- **The task**
Leaving out all pictures, transcribe exactly the lines between the line with "Read all visible" and the last line of the records below, both included.

Begin Records to use

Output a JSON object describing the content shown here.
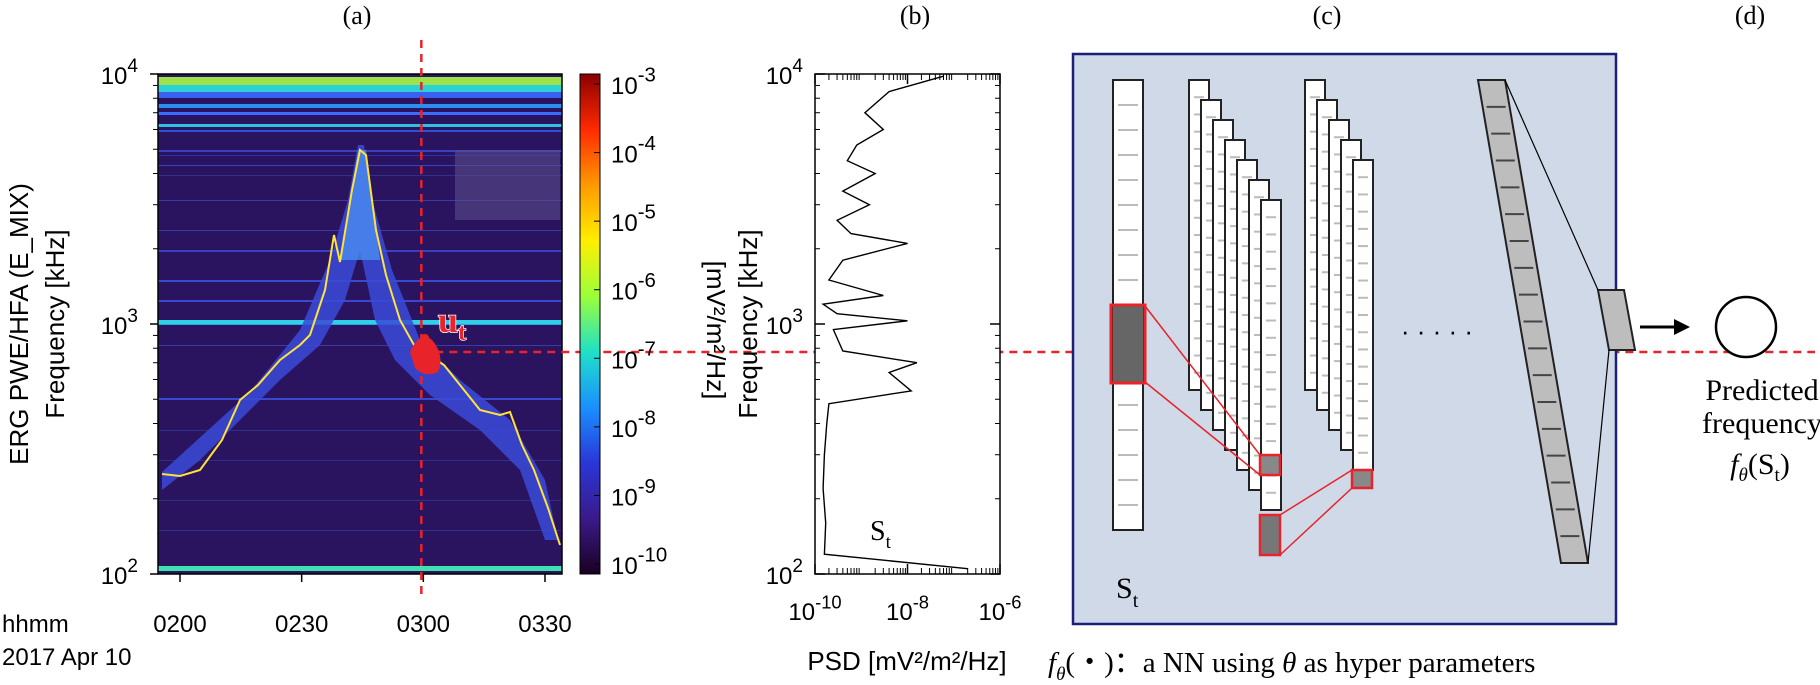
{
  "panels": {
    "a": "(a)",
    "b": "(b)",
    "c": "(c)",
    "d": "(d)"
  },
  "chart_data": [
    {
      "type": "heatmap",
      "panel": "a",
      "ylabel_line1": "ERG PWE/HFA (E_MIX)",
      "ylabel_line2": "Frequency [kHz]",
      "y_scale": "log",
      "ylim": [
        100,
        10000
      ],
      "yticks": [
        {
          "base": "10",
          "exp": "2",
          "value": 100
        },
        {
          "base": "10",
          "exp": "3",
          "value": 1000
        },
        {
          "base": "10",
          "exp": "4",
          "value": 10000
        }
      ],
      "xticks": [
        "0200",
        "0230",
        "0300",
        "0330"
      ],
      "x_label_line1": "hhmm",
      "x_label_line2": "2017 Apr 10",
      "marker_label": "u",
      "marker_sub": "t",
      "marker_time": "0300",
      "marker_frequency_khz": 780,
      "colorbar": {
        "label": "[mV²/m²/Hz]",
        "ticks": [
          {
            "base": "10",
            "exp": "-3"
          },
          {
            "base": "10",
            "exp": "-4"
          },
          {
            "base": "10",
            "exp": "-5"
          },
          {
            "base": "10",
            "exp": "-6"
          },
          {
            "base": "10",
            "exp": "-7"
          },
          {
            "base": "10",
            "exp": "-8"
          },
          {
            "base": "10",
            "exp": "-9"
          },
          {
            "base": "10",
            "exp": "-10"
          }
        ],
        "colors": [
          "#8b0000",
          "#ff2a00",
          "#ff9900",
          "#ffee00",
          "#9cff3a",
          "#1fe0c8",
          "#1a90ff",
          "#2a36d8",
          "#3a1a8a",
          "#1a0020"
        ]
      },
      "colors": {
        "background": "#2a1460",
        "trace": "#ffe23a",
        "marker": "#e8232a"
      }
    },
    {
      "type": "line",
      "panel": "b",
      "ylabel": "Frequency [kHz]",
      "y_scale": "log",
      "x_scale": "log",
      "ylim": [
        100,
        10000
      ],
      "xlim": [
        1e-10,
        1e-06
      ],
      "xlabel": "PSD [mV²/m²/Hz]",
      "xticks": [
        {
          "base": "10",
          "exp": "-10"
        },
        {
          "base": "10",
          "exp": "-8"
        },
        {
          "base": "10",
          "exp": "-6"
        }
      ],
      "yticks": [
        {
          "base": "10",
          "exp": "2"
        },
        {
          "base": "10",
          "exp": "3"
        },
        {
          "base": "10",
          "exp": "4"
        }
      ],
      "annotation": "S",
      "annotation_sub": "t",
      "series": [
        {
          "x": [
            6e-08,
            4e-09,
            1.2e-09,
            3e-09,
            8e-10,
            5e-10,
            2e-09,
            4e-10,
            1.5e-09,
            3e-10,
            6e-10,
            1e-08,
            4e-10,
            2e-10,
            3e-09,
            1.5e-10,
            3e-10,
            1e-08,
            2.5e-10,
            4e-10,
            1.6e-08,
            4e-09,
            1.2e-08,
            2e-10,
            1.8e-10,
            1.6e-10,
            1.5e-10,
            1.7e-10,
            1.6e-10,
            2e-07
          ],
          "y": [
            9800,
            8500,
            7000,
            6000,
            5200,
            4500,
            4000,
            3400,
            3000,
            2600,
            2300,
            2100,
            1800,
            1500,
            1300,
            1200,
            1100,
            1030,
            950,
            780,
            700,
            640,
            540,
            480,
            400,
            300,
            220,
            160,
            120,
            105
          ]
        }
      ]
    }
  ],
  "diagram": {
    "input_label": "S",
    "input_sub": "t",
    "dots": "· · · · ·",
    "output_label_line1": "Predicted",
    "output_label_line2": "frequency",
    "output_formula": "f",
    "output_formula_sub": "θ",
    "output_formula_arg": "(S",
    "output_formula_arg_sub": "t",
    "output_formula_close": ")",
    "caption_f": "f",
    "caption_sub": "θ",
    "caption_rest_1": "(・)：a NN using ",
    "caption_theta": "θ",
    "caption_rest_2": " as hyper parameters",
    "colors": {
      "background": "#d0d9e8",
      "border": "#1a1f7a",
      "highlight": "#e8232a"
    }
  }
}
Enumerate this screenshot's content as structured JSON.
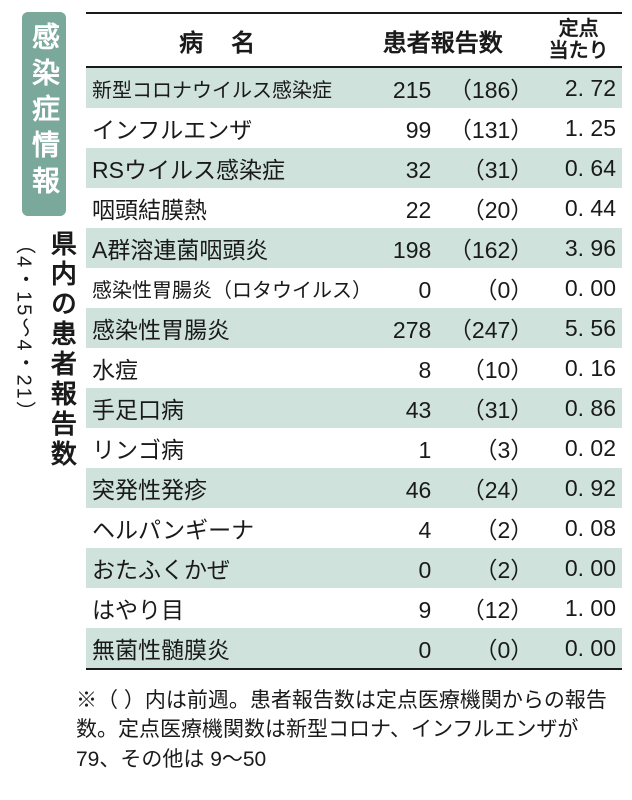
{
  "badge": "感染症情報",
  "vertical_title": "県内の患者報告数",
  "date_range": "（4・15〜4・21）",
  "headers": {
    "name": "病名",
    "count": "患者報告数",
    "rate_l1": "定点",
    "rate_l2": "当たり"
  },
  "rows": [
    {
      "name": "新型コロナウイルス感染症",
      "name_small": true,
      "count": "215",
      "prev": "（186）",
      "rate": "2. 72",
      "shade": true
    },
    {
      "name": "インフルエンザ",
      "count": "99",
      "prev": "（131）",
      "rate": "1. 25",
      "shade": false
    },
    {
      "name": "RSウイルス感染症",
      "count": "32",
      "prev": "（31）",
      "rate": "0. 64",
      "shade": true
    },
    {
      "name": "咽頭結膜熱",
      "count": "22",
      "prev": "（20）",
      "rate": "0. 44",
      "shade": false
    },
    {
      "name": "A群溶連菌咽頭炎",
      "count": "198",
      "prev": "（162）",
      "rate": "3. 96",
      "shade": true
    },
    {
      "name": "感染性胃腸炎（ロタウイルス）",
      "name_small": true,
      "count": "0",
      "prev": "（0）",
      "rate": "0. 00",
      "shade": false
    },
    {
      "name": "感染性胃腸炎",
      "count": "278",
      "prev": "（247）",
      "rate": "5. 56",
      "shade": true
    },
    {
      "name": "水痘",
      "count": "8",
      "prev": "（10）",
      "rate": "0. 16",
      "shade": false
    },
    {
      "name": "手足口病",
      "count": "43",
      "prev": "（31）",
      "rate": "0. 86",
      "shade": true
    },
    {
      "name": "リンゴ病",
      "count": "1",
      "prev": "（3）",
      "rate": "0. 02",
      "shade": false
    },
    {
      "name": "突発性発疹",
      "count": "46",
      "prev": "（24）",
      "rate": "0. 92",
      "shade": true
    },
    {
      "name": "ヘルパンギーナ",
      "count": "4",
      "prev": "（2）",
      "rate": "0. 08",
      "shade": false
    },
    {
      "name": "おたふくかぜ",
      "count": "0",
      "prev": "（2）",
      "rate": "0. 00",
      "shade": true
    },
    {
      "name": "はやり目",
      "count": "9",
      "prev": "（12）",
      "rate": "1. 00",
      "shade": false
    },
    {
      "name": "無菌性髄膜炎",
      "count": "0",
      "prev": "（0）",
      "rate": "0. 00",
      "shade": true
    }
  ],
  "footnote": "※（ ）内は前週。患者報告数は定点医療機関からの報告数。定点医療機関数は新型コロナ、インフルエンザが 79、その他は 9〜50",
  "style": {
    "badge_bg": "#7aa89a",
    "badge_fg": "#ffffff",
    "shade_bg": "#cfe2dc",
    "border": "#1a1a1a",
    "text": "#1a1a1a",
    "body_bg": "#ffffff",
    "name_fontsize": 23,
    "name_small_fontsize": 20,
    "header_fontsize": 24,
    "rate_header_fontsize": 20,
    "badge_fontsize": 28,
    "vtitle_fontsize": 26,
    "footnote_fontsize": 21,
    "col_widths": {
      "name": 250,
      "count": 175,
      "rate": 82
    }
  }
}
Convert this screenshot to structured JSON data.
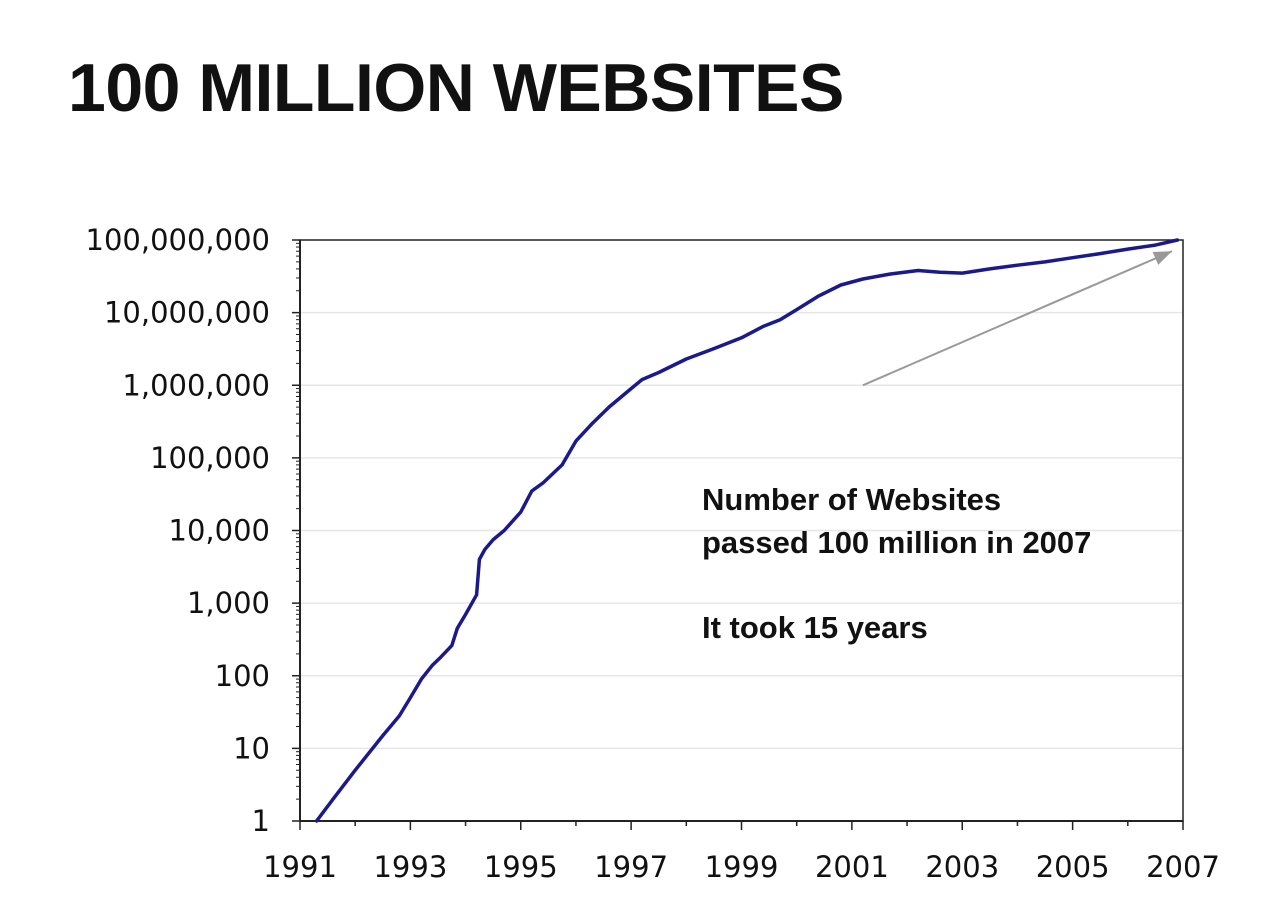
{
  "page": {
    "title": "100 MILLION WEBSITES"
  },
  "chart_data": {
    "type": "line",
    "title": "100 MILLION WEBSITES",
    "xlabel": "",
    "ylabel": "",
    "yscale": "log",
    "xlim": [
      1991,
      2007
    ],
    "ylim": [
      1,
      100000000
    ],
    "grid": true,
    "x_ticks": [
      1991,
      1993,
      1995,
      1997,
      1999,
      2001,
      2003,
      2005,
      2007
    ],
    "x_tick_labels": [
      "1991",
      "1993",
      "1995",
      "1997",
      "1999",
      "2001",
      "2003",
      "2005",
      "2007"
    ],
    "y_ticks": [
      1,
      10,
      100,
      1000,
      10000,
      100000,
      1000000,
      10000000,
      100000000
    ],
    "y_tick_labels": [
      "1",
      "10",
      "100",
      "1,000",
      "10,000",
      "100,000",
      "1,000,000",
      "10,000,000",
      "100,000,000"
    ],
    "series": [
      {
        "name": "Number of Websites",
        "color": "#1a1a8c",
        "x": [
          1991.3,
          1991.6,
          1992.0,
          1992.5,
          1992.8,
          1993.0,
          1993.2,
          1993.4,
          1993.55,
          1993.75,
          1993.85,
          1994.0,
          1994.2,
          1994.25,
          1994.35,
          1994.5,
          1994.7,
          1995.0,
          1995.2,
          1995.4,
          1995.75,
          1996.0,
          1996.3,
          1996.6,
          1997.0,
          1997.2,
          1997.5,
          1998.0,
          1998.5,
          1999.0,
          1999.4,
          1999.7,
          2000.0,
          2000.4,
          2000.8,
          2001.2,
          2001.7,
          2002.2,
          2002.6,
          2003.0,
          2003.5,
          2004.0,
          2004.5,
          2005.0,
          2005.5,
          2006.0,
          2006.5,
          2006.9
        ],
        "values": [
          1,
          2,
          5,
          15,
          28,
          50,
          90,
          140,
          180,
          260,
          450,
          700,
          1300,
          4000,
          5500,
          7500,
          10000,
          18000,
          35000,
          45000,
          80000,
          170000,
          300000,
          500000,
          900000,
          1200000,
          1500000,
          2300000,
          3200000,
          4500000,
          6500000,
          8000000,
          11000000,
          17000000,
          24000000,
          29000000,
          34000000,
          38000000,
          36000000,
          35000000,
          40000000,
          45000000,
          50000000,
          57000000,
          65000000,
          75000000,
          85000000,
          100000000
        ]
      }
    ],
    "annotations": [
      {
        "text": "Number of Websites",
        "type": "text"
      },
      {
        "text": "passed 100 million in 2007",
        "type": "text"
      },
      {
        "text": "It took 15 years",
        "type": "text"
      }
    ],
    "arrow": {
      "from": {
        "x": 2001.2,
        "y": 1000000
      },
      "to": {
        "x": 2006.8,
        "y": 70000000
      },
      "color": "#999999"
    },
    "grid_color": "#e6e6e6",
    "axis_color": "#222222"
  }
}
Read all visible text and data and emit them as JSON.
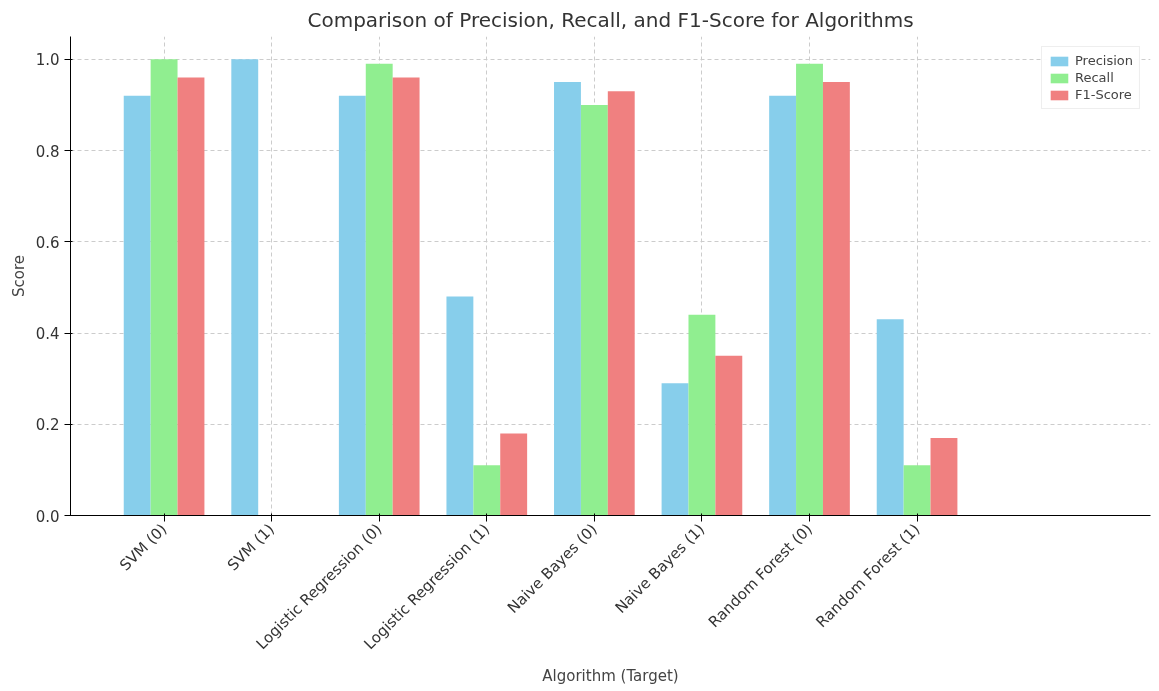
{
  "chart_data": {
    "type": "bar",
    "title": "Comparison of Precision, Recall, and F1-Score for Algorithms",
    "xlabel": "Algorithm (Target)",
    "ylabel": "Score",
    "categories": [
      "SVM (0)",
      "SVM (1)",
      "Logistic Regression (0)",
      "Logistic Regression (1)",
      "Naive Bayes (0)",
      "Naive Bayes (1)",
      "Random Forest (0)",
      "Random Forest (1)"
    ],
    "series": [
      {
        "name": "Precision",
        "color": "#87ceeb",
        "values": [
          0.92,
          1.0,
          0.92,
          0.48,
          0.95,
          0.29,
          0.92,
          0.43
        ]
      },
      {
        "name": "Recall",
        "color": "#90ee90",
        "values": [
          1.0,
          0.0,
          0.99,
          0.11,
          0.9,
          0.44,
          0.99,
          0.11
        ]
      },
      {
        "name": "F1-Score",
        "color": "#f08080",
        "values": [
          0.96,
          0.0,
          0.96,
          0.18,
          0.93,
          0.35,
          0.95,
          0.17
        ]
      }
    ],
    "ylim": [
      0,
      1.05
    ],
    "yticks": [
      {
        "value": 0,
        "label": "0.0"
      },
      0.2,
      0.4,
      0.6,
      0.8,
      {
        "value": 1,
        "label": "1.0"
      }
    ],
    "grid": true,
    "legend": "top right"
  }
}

End Records to use

- **Solution to this problem**
Read all visible text and data and emit them as JSON.
{
  "chart_data": {
    "type": "bar",
    "title": "Comparison of Precision, Recall, and F1-Score for Algorithms",
    "xlabel": "Algorithm (Target)",
    "ylabel": "Score",
    "categories": [
      "SVM (0)",
      "SVM (1)",
      "Logistic Regression (0)",
      "Logistic Regression (1)",
      "Naive Bayes (0)",
      "Naive Bayes (1)",
      "Random Forest (0)",
      "Random Forest (1)"
    ],
    "series": [
      {
        "name": "Precision",
        "color": "#87ceeb",
        "values": [
          0.92,
          1.0,
          0.92,
          0.48,
          0.95,
          0.29,
          0.92,
          0.43
        ]
      },
      {
        "name": "Recall",
        "color": "#90ee90",
        "values": [
          1.0,
          0.0,
          0.99,
          0.11,
          0.9,
          0.44,
          0.99,
          0.11
        ]
      },
      {
        "name": "F1-Score",
        "color": "#f08080",
        "values": [
          0.96,
          0.0,
          0.96,
          0.18,
          0.93,
          0.35,
          0.95,
          0.17
        ]
      }
    ],
    "ylim": [
      0,
      1.05
    ],
    "yticks": [
      {
        "value": 0,
        "label": "0.0"
      },
      0.2,
      0.4,
      0.6,
      0.8,
      {
        "value": 1,
        "label": "1.0"
      }
    ],
    "grid": true,
    "legend": "top right"
  }
}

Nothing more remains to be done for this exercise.